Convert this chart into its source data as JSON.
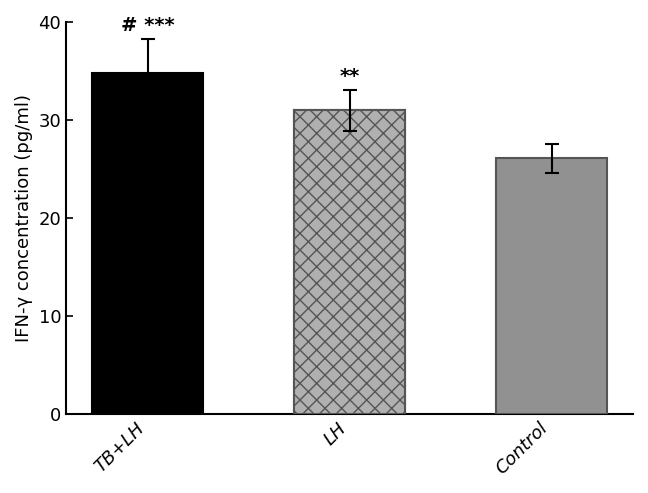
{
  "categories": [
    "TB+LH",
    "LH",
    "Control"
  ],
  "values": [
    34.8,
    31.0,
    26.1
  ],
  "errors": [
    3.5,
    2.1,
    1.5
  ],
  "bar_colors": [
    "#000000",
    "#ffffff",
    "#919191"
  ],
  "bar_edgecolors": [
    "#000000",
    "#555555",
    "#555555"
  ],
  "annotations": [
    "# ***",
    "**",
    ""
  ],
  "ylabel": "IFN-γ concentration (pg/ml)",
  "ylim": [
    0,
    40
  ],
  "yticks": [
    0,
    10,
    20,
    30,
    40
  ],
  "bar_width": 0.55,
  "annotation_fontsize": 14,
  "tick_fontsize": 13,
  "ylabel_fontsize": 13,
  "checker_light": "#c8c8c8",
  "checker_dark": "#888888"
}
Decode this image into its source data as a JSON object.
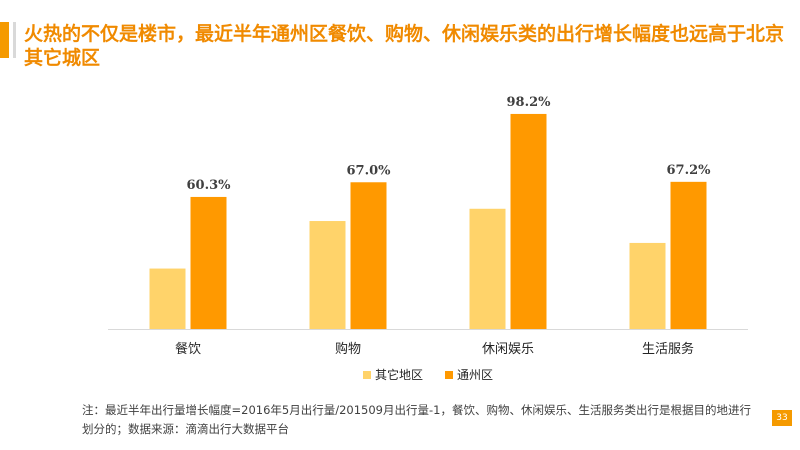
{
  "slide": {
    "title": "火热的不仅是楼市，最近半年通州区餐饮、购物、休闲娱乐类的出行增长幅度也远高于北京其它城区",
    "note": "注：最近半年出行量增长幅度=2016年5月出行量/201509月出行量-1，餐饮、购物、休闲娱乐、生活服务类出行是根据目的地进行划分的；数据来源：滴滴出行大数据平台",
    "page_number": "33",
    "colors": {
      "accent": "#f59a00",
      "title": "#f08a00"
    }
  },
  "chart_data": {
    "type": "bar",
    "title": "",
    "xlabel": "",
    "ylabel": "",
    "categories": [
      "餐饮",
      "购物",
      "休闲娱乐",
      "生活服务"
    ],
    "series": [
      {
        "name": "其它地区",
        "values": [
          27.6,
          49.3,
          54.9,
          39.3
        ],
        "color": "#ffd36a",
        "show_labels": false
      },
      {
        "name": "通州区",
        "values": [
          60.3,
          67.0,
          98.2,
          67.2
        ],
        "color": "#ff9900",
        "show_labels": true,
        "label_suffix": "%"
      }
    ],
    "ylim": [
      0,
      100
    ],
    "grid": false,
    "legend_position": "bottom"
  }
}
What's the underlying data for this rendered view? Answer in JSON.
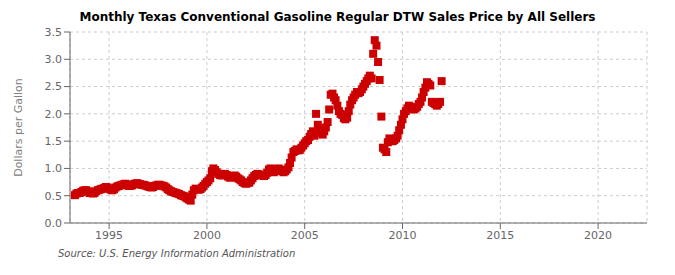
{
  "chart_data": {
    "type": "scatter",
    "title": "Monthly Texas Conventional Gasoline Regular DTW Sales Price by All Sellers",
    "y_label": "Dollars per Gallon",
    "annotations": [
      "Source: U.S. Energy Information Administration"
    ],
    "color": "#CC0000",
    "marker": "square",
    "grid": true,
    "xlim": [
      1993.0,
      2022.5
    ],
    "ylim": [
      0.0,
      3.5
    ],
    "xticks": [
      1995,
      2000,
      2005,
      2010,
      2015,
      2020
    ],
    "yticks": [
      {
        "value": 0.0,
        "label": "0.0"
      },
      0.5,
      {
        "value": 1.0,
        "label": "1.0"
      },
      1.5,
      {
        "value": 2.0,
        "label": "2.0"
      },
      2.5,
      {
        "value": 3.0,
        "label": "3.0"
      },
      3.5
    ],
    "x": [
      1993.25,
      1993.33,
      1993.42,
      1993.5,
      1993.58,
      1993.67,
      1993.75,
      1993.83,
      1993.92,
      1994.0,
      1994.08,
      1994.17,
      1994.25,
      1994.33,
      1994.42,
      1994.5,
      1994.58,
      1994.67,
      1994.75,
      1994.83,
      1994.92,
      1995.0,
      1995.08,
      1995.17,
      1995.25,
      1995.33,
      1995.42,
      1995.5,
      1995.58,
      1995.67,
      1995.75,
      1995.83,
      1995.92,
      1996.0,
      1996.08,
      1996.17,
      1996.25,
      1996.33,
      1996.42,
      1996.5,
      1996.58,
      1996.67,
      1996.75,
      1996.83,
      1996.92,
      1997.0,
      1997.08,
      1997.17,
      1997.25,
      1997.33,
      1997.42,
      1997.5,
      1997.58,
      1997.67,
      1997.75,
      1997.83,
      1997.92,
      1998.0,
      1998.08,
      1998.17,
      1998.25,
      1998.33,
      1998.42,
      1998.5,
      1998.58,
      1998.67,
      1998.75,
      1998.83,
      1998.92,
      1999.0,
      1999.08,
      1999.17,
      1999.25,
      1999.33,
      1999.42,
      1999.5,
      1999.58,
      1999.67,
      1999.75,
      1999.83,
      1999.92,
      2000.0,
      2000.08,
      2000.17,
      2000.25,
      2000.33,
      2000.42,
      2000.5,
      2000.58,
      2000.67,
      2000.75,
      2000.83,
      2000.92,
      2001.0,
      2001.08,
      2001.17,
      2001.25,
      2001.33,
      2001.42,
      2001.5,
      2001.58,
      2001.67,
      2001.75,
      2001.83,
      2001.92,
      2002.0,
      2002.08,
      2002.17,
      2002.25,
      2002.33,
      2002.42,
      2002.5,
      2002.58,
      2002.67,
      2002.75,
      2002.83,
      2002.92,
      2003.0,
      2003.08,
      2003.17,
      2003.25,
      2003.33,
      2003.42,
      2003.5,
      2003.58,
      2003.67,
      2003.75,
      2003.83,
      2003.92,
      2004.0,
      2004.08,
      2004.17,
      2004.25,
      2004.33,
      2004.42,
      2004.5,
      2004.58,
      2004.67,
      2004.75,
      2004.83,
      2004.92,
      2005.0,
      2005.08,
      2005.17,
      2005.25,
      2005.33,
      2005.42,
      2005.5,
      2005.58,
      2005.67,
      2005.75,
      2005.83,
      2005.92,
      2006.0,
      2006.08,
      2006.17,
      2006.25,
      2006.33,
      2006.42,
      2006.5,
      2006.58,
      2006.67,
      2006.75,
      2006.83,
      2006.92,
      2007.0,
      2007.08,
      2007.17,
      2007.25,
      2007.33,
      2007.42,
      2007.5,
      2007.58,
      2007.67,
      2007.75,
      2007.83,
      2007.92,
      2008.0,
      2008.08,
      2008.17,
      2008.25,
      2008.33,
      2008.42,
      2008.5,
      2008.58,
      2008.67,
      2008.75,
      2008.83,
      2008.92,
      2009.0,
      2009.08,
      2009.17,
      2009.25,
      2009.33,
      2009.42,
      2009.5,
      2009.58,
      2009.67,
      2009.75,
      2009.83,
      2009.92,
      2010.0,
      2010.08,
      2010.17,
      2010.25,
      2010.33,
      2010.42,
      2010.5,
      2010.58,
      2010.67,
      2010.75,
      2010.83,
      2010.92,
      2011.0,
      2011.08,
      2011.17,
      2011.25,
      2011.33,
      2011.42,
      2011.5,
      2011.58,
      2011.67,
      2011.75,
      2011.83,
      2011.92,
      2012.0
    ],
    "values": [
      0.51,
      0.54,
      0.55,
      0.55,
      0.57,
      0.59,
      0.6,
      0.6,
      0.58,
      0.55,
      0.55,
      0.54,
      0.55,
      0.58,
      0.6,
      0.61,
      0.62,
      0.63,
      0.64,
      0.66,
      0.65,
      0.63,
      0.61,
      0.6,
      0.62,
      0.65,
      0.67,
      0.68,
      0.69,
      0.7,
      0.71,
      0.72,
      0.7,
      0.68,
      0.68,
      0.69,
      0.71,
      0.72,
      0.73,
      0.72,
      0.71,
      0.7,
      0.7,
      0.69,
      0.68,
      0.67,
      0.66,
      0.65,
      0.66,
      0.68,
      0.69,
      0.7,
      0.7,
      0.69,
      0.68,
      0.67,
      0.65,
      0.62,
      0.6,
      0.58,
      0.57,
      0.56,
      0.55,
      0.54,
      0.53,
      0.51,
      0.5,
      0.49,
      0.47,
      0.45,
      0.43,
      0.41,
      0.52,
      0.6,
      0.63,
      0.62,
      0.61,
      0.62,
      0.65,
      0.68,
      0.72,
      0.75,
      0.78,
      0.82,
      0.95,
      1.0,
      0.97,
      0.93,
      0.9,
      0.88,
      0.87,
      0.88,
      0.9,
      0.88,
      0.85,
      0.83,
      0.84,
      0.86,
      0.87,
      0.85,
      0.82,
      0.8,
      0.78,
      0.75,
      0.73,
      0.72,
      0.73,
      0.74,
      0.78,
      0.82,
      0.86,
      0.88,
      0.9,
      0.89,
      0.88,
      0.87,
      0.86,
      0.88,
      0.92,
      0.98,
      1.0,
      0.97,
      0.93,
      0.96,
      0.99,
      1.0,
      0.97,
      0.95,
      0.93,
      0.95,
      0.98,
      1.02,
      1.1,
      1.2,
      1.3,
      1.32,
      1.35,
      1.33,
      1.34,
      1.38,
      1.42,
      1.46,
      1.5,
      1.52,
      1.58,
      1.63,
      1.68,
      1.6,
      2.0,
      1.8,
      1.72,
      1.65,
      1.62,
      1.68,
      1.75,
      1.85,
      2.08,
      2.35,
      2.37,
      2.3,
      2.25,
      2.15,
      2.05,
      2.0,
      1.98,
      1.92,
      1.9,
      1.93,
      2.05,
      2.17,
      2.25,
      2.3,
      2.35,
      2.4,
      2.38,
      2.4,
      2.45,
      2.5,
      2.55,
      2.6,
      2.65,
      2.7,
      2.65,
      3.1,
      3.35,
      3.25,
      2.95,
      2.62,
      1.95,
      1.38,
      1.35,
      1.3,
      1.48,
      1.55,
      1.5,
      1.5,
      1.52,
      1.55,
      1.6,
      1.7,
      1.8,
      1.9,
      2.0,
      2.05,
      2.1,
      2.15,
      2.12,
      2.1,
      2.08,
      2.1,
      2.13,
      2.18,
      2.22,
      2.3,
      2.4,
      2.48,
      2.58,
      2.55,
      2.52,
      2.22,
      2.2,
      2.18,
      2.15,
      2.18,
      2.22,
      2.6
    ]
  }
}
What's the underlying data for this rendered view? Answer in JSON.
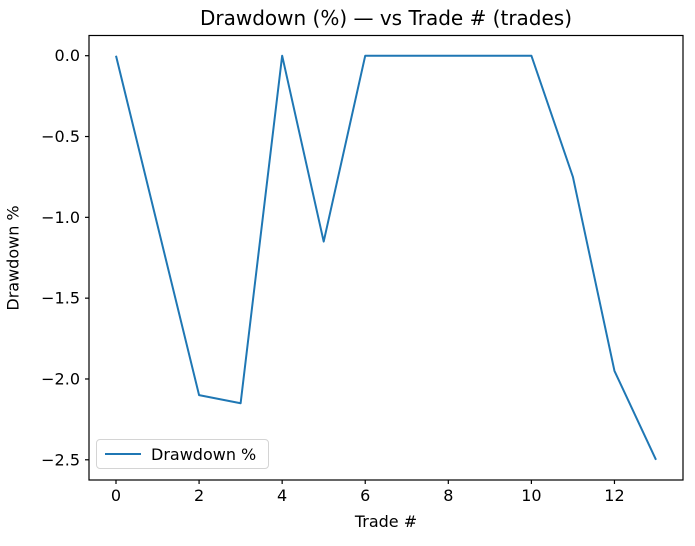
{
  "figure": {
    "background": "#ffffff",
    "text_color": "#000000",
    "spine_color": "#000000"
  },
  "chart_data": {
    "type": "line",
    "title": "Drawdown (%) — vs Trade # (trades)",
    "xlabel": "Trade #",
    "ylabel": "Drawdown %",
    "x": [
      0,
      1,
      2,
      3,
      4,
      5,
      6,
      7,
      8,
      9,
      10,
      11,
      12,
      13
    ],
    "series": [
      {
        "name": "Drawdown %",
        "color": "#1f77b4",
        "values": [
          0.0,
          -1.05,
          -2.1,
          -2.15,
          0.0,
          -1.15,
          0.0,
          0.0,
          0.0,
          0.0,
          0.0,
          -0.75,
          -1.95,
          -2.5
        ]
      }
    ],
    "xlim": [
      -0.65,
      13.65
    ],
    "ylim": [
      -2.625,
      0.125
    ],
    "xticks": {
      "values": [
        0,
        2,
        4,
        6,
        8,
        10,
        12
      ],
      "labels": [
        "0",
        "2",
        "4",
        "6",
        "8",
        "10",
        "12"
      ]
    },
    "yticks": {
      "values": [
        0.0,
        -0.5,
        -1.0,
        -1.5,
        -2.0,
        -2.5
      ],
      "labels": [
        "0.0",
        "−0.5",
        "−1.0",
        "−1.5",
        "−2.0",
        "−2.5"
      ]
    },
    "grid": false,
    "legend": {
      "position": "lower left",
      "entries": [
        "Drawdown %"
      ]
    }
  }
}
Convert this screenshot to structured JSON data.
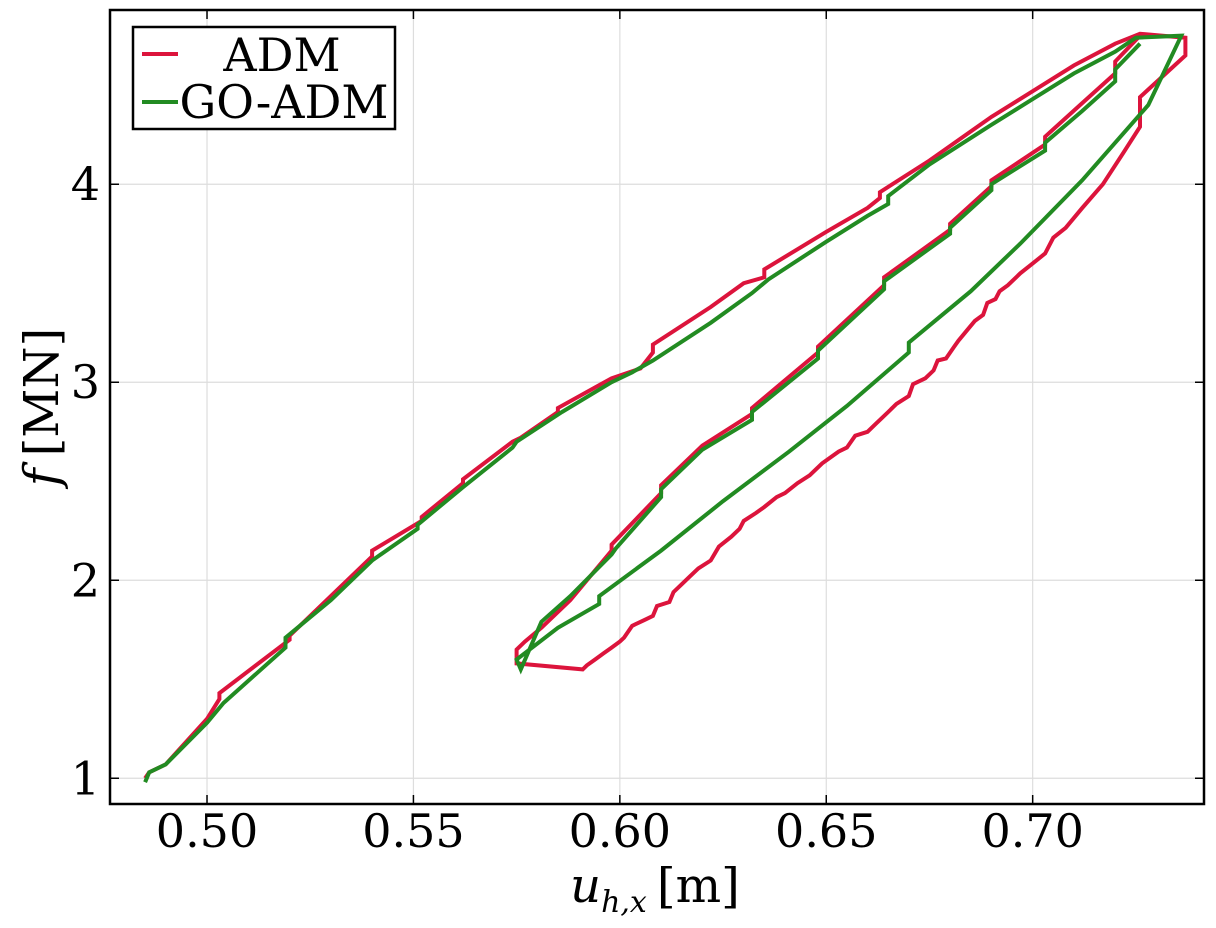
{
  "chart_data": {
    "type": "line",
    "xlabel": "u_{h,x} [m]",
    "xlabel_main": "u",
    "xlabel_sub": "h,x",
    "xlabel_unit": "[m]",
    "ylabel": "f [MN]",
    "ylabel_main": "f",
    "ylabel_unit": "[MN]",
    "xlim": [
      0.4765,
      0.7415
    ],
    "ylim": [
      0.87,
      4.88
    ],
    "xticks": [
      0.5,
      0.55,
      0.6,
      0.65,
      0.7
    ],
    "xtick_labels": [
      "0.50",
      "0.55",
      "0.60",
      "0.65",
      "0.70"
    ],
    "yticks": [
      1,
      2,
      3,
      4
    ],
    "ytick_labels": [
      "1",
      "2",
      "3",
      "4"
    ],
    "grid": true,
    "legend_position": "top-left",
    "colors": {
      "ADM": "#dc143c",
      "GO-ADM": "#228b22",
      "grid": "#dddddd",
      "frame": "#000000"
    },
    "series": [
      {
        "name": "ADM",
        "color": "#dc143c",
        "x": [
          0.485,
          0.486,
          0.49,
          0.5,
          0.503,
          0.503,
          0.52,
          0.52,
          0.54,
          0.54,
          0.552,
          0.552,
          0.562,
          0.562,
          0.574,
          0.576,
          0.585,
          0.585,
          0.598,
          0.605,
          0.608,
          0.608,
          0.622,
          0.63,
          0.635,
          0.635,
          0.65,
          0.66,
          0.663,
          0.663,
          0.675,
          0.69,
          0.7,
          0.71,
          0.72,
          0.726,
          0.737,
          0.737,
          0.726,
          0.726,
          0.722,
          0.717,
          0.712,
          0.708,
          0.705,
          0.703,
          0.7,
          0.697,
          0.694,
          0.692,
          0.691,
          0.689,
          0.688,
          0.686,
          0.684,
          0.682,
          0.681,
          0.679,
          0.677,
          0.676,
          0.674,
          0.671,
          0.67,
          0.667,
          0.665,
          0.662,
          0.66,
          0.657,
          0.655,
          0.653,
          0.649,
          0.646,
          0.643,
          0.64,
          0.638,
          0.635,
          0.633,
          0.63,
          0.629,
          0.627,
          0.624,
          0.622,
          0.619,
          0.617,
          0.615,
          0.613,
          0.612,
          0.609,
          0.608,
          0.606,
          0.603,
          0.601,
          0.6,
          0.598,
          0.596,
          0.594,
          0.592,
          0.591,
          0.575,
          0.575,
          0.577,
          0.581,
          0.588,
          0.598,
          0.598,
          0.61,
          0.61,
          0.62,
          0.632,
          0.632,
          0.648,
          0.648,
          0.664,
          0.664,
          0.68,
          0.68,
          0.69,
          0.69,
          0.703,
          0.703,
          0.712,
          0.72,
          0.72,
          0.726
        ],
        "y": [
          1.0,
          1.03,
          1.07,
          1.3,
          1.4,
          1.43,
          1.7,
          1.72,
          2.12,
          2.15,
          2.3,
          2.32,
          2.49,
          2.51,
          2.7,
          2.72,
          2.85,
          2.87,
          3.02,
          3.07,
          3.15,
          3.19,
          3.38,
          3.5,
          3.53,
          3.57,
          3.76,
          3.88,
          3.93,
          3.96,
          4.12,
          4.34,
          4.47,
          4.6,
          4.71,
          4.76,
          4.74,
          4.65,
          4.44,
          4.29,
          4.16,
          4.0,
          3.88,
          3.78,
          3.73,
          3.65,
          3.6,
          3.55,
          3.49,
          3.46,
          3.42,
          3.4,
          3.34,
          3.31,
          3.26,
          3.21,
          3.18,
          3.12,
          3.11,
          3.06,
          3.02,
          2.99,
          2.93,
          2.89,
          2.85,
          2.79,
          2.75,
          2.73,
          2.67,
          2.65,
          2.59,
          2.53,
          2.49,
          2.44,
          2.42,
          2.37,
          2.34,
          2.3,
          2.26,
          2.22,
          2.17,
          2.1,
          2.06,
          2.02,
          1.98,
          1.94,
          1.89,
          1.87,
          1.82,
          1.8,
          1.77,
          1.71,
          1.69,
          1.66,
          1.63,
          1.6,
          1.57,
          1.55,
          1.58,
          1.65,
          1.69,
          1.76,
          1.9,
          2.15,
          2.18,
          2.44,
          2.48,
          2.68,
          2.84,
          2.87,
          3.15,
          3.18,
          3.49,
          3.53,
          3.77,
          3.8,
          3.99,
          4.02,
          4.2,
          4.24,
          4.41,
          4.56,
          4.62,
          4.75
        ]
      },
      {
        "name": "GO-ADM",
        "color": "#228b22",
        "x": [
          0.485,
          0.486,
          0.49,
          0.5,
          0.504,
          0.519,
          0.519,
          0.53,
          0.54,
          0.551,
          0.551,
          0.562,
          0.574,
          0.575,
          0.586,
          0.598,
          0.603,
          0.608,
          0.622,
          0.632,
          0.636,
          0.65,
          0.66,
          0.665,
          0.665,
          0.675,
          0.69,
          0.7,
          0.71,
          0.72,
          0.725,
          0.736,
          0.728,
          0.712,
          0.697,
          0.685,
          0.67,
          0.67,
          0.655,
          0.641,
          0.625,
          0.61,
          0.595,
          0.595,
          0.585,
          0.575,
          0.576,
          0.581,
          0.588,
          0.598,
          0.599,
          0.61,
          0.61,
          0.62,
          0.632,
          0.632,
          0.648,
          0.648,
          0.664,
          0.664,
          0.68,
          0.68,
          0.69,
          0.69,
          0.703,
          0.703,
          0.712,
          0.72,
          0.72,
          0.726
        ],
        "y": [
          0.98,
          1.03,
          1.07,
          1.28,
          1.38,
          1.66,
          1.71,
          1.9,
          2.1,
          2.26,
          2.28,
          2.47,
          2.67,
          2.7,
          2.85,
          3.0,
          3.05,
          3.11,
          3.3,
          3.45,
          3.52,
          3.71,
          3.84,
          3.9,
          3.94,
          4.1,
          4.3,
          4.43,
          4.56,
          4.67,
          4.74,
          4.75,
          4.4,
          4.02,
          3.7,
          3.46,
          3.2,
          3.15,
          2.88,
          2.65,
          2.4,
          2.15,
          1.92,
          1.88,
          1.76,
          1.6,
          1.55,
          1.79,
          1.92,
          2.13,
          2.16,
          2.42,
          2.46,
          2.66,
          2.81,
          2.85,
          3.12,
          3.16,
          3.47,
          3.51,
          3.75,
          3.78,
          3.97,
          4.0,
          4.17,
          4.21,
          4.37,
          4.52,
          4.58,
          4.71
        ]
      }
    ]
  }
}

+ + +

## GIVEN PROBLEM
The word "type" may appear on some lines. Report how many lines hold it, giving the number alone.

## COMPLETE RESPONSE
4